OBJECTIVE:
Every line holding the word "RONALD" counts once. Give the total, nothing more.

Dataset items
▶

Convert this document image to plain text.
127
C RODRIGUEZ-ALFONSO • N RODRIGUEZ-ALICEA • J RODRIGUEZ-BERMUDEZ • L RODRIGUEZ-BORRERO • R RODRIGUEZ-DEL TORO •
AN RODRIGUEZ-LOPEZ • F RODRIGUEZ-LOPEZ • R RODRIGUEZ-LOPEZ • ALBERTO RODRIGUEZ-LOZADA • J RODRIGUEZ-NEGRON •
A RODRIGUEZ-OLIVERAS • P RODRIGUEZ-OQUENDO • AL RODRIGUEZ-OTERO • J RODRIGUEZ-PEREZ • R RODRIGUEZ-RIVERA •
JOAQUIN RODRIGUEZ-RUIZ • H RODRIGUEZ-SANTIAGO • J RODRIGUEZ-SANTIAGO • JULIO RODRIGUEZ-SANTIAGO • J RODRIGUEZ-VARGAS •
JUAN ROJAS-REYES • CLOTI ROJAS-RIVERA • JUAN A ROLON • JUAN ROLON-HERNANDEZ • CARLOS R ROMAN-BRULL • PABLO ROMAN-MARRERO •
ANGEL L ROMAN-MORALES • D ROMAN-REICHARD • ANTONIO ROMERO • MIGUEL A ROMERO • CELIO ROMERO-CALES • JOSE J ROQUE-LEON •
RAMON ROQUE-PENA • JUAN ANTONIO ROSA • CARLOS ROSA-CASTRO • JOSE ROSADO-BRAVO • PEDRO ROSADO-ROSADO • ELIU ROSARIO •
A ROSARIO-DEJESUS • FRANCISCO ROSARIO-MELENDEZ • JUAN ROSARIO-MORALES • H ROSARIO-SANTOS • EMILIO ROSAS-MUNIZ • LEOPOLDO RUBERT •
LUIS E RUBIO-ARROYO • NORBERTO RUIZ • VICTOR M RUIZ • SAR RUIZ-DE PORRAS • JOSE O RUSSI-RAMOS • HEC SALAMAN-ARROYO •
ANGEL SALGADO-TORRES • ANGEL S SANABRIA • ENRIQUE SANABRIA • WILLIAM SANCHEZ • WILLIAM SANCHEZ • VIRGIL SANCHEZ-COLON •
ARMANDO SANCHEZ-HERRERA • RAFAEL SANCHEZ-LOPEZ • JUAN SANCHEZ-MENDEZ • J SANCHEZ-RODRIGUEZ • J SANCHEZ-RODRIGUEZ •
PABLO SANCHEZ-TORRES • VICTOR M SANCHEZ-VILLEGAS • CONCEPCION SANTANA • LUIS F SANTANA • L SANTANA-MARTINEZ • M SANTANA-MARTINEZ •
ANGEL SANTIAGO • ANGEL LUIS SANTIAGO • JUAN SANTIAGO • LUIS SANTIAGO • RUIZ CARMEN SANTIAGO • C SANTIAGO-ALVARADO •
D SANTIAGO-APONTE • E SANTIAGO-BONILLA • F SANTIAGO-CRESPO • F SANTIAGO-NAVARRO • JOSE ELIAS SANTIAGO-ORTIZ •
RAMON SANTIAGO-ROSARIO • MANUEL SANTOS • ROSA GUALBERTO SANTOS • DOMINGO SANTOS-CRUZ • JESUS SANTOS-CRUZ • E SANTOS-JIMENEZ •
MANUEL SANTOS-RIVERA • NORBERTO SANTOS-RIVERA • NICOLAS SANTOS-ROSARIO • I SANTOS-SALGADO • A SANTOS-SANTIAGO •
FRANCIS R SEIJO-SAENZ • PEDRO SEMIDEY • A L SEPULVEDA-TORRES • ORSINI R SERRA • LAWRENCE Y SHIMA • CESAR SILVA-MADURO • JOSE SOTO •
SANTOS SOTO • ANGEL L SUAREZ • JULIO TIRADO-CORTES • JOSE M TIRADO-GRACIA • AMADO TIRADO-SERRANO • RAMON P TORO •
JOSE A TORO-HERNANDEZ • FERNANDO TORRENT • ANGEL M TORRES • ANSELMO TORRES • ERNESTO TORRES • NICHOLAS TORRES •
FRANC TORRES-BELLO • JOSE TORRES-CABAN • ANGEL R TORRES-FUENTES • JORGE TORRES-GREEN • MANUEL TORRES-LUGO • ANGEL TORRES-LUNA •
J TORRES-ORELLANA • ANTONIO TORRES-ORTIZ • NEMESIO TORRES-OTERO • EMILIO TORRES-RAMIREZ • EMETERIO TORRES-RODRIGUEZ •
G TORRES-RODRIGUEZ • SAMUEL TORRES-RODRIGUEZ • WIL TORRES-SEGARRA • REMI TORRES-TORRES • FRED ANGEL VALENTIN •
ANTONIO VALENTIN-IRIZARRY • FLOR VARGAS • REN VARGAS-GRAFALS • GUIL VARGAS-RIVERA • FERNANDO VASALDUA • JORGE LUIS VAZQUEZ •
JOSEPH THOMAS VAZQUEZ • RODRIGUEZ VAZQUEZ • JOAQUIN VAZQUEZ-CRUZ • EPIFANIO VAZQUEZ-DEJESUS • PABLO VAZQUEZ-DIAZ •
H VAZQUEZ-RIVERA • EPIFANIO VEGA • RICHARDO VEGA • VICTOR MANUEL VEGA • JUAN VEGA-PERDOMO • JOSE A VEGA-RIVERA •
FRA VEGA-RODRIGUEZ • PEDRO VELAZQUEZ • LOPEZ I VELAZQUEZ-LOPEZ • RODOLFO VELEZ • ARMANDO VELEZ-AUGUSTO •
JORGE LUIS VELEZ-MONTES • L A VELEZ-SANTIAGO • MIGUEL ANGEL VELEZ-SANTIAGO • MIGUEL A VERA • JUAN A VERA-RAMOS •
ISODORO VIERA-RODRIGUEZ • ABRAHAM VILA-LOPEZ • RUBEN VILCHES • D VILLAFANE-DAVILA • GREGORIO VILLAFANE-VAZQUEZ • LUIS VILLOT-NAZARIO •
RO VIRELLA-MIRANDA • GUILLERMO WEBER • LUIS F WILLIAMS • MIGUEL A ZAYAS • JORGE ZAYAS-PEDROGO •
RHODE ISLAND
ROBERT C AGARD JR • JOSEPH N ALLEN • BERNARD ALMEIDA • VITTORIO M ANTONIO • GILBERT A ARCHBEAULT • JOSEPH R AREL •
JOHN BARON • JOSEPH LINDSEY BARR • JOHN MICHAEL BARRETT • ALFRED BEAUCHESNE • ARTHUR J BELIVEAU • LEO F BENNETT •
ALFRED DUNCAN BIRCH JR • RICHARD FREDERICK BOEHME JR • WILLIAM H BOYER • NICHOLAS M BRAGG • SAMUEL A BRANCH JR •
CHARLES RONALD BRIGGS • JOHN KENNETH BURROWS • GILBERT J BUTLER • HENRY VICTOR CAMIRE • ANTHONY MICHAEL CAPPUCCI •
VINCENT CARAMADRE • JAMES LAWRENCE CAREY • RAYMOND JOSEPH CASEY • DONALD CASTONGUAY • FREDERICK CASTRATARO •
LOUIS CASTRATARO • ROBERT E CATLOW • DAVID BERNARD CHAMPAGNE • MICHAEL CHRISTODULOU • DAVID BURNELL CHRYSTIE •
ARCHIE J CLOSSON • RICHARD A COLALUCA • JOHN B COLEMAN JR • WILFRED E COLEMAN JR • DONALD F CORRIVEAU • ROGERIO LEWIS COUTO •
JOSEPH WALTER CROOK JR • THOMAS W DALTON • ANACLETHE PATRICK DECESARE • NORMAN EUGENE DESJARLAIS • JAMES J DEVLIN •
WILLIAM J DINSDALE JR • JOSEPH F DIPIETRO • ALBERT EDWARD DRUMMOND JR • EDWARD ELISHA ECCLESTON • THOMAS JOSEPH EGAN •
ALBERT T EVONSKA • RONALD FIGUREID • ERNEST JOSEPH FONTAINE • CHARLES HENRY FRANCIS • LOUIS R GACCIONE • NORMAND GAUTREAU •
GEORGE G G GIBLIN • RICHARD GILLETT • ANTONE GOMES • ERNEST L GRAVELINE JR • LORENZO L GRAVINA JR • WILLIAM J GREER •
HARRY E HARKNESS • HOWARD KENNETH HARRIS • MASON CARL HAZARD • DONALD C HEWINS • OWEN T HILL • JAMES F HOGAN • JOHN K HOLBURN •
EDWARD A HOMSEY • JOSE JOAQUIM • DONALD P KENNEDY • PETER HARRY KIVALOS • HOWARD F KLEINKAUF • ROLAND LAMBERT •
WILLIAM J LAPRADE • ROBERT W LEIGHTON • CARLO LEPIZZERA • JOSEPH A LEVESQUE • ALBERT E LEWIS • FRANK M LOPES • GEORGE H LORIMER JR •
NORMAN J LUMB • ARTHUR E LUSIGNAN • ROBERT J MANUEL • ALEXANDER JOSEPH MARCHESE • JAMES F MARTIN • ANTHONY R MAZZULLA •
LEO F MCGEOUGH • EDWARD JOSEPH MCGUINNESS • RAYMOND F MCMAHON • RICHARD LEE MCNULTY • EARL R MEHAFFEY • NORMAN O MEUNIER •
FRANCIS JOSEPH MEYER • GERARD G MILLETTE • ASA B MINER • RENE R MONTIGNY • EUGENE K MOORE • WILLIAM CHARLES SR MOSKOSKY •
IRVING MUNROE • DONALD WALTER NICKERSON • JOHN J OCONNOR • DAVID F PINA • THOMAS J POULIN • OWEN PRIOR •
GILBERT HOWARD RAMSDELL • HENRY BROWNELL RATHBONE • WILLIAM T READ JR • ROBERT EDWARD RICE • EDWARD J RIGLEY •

◀

WORKED SOLUTION:
2